Brief
All of the records below need to be copied exactly.

Information supplied
┌────────
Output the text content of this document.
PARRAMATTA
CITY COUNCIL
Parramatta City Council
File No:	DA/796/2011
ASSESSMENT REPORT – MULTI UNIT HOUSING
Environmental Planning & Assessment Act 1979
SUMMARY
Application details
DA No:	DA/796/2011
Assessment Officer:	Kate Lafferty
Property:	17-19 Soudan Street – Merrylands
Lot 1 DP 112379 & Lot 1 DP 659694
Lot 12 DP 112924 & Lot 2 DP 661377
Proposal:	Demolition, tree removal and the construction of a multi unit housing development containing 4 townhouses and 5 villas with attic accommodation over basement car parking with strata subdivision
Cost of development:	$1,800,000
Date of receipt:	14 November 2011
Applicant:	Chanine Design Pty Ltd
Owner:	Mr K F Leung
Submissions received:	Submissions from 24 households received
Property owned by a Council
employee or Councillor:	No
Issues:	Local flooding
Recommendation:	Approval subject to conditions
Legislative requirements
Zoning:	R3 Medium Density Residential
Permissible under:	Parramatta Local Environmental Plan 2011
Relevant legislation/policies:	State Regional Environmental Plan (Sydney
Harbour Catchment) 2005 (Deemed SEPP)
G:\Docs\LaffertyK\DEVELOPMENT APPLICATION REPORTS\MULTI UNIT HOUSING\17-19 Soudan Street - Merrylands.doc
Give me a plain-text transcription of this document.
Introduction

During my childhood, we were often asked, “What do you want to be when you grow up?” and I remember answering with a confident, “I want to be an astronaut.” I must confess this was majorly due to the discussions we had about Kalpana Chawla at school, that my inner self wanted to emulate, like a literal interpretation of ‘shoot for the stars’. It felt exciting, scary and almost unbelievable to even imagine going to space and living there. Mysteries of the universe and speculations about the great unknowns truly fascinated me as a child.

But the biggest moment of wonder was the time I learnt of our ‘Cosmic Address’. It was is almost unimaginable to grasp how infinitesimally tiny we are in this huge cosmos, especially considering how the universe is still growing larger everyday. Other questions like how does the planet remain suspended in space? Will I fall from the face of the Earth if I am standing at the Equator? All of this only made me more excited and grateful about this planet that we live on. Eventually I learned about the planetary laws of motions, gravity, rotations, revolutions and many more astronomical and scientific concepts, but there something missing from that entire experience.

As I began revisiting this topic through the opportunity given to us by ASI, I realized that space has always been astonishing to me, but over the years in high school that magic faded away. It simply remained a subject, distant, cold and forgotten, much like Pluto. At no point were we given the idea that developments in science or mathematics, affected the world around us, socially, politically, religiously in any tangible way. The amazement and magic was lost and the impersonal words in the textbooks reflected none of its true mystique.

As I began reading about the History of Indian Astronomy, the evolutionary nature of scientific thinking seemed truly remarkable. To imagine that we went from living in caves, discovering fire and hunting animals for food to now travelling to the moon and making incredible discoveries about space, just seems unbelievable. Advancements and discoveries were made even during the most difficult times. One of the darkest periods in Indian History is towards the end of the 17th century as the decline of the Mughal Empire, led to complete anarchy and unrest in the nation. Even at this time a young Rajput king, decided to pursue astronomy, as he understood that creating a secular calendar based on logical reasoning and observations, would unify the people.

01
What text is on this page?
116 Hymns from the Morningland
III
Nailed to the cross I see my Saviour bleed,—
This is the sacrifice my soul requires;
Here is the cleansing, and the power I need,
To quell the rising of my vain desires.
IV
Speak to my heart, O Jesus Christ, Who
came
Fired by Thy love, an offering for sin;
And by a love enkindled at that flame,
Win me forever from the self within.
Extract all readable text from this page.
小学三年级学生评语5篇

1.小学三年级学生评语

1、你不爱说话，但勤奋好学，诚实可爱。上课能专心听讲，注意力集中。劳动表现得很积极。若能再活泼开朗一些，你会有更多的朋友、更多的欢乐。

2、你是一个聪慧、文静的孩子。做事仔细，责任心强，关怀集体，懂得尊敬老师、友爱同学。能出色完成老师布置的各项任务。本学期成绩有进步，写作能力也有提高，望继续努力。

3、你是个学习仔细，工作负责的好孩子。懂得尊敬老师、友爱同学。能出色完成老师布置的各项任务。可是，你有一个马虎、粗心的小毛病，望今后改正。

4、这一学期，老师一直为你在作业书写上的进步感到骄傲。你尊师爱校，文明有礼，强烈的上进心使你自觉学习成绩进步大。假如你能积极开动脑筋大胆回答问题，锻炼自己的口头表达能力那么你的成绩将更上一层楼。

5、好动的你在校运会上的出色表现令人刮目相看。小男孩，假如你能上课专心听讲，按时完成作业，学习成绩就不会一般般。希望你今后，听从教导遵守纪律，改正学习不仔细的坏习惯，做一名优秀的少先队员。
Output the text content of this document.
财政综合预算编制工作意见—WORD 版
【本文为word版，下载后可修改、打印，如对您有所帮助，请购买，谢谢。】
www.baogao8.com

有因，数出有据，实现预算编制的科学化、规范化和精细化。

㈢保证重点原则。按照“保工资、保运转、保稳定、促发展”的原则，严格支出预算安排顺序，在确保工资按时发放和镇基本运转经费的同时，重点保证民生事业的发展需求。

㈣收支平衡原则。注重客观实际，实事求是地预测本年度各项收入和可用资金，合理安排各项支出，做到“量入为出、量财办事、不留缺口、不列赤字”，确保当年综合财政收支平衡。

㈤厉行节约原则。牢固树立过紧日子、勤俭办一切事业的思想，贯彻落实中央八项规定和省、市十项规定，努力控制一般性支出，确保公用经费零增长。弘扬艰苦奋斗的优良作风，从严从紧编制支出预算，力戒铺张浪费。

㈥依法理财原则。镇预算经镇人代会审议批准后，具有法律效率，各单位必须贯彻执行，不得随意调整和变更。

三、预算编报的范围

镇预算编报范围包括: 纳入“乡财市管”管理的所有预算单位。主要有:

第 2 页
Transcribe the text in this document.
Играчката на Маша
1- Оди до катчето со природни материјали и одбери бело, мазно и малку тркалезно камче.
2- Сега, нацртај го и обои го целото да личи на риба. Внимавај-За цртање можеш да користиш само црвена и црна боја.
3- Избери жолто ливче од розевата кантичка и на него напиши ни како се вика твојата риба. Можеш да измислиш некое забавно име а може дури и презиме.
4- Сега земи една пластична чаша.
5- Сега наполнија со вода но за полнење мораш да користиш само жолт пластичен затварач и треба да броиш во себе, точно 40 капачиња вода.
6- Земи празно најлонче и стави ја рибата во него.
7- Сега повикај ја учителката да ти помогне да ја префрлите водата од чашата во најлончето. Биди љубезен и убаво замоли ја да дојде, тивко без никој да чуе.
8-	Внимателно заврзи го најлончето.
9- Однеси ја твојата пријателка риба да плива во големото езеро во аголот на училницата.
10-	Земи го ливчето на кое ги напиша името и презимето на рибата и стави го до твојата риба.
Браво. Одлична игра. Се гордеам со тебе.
└────────
Answer to the task
Output the text content of this document.
PARRAMATTA
CITY COUNCIL
Parramatta City Council
File No:	DA/796/2011
ASSESSMENT REPORT – MULTI UNIT HOUSING
Environmental Planning & Assessment Act 1979
SUMMARY
Application details
DA No:	DA/796/2011
Assessment Officer:	Kate Lafferty
Property:	17-19 Soudan Street – Merrylands
Lot 1 DP 112379 & Lot 1 DP 659694
Lot 12 DP 112924 & Lot 2 DP 661377
Proposal:	Demolition, tree removal and the construction of a multi unit housing development containing 4 townhouses and 5 villas with attic accommodation over basement car parking with strata subdivision
Cost of development:	$1,800,000
Date of receipt:	14 November 2011
Applicant:	Chanine Design Pty Ltd
Owner:	Mr K F Leung
Submissions received:	Submissions from 24 households received
Property owned by a Council
employee or Councillor:	No
Issues:	Local flooding
Recommendation:	Approval subject to conditions
Legislative requirements
Zoning:	R3 Medium Density Residential
Permissible under:	Parramatta Local Environmental Plan 2011
Relevant legislation/policies:	State Regional Environmental Plan (Sydney
Harbour Catchment) 2005 (Deemed SEPP)
G:\Docs\LaffertyK\DEVELOPMENT APPLICATION REPORTS\MULTI UNIT HOUSING\17-19 Soudan Street - Merrylands.doc
Give me a plain-text transcription of this document.
Introduction

During my childhood, we were often asked, “What do you want to be when you grow up?” and I remember answering with a confident, “I want to be an astronaut.” I must confess this was majorly due to the discussions we had about Kalpana Chawla at school, that my inner self wanted to emulate, like a literal interpretation of ‘shoot for the stars’. It felt exciting, scary and almost unbelievable to even imagine going to space and living there. Mysteries of the universe and speculations about the great unknowns truly fascinated me as a child.

But the biggest moment of wonder was the time I learnt of our ‘Cosmic Address’. It was is almost unimaginable to grasp how infinitesimally tiny we are in this huge cosmos, especially considering how the universe is still growing larger everyday. Other questions like how does the planet remain suspended in space? Will I fall from the face of the Earth if I am standing at the Equator? All of this only made me more excited and grateful about this planet that we live on. Eventually I learned about the planetary laws of motions, gravity, rotations, revolutions and many more astronomical and scientific concepts, but there something missing from that entire experience.

As I began revisiting this topic through the opportunity given to us by ASI, I realized that space has always been astonishing to me, but over the years in high school that magic faded away. It simply remained a subject, distant, cold and forgotten, much like Pluto. At no point were we given the idea that developments in science or mathematics, affected the world around us, socially, politically, religiously in any tangible way. The amazement and magic was lost and the impersonal words in the textbooks reflected none of its true mystique.

As I began reading about the History of Indian Astronomy, the evolutionary nature of scientific thinking seemed truly remarkable. To imagine that we went from living in caves, discovering fire and hunting animals for food to now travelling to the moon and making incredible discoveries about space, just seems unbelievable. Advancements and discoveries were made even during the most difficult times. One of the darkest periods in Indian History is towards the end of the 17th century as the decline of the Mughal Empire, led to complete anarchy and unrest in the nation. Even at this time a young Rajput king, decided to pursue astronomy, as he understood that creating a secular calendar based on logical reasoning and observations, would unify the people.

01
What text is on this page?
116 Hymns from the Morningland
III
Nailed to the cross I see my Saviour bleed,—
This is the sacrifice my soul requires;
Here is the cleansing, and the power I need,
To quell the rising of my vain desires.
IV
Speak to my heart, O Jesus Christ, Who
came
Fired by Thy love, an offering for sin;
And by a love enkindled at that flame,
Win me forever from the self within.
Extract all readable text from this page.
小学三年级学生评语5篇

1.小学三年级学生评语

1、你不爱说话，但勤奋好学，诚实可爱。上课能专心听讲，注意力集中。劳动表现得很积极。若能再活泼开朗一些，你会有更多的朋友、更多的欢乐。

2、你是一个聪慧、文静的孩子。做事仔细，责任心强，关怀集体，懂得尊敬老师、友爱同学。能出色完成老师布置的各项任务。本学期成绩有进步，写作能力也有提高，望继续努力。

3、你是个学习仔细，工作负责的好孩子。懂得尊敬老师、友爱同学。能出色完成老师布置的各项任务。可是，你有一个马虎、粗心的小毛病，望今后改正。

4、这一学期，老师一直为你在作业书写上的进步感到骄傲。你尊师爱校，文明有礼，强烈的上进心使你自觉学习成绩进步大。假如你能积极开动脑筋大胆回答问题，锻炼自己的口头表达能力那么你的成绩将更上一层楼。

5、好动的你在校运会上的出色表现令人刮目相看。小男孩，假如你能上课专心听讲，按时完成作业，学习成绩就不会一般般。希望你今后，听从教导遵守纪律，改正学习不仔细的坏习惯，做一名优秀的少先队员。
Output the text content of this document.
财政综合预算编制工作意见—WORD 版
【本文为word版，下载后可修改、打印，如对您有所帮助，请购买，谢谢。】
www.baogao8.com

有因，数出有据，实现预算编制的科学化、规范化和精细化。

㈢保证重点原则。按照“保工资、保运转、保稳定、促发展”的原则，严格支出预算安排顺序，在确保工资按时发放和镇基本运转经费的同时，重点保证民生事业的发展需求。

㈣收支平衡原则。注重客观实际，实事求是地预测本年度各项收入和可用资金，合理安排各项支出，做到“量入为出、量财办事、不留缺口、不列赤字”，确保当年综合财政收支平衡。

㈤厉行节约原则。牢固树立过紧日子、勤俭办一切事业的思想，贯彻落实中央八项规定和省、市十项规定，努力控制一般性支出，确保公用经费零增长。弘扬艰苦奋斗的优良作风，从严从紧编制支出预算，力戒铺张浪费。

㈥依法理财原则。镇预算经镇人代会审议批准后，具有法律效率，各单位必须贯彻执行，不得随意调整和变更。

三、预算编报的范围

镇预算编报范围包括: 纳入“乡财市管”管理的所有预算单位。主要有:

第 2 页
Transcribe the text in this document.
Играчката на Маша
1- Оди до катчето со природни материјали и одбери бело, мазно и малку тркалезно камче.
2- Сега, нацртај го и обои го целото да личи на риба. Внимавај-За цртање можеш да користиш само црвена и црна боја.
3- Избери жолто ливче од розевата кантичка и на него напиши ни како се вика твојата риба. Можеш да измислиш некое забавно име а може дури и презиме.
4- Сега земи една пластична чаша.
5- Сега наполнија со вода но за полнење мораш да користиш само жолт пластичен затварач и треба да броиш во себе, точно 40 капачиња вода.
6- Земи празно најлонче и стави ја рибата во него.
7- Сега повикај ја учителката да ти помогне да ја префрлите водата од чашата во најлончето. Биди љубезен и убаво замоли ја да дојде, тивко без никој да чуе.
8-	Внимателно заврзи го најлончето.
9- Однеси ја твојата пријателка риба да плива во големото езеро во аголот на училницата.
10-	Земи го ливчето на кое ги напиша името и презимето на рибата и стави го до твојата риба.
Браво. Одлична игра. Се гордеам со тебе.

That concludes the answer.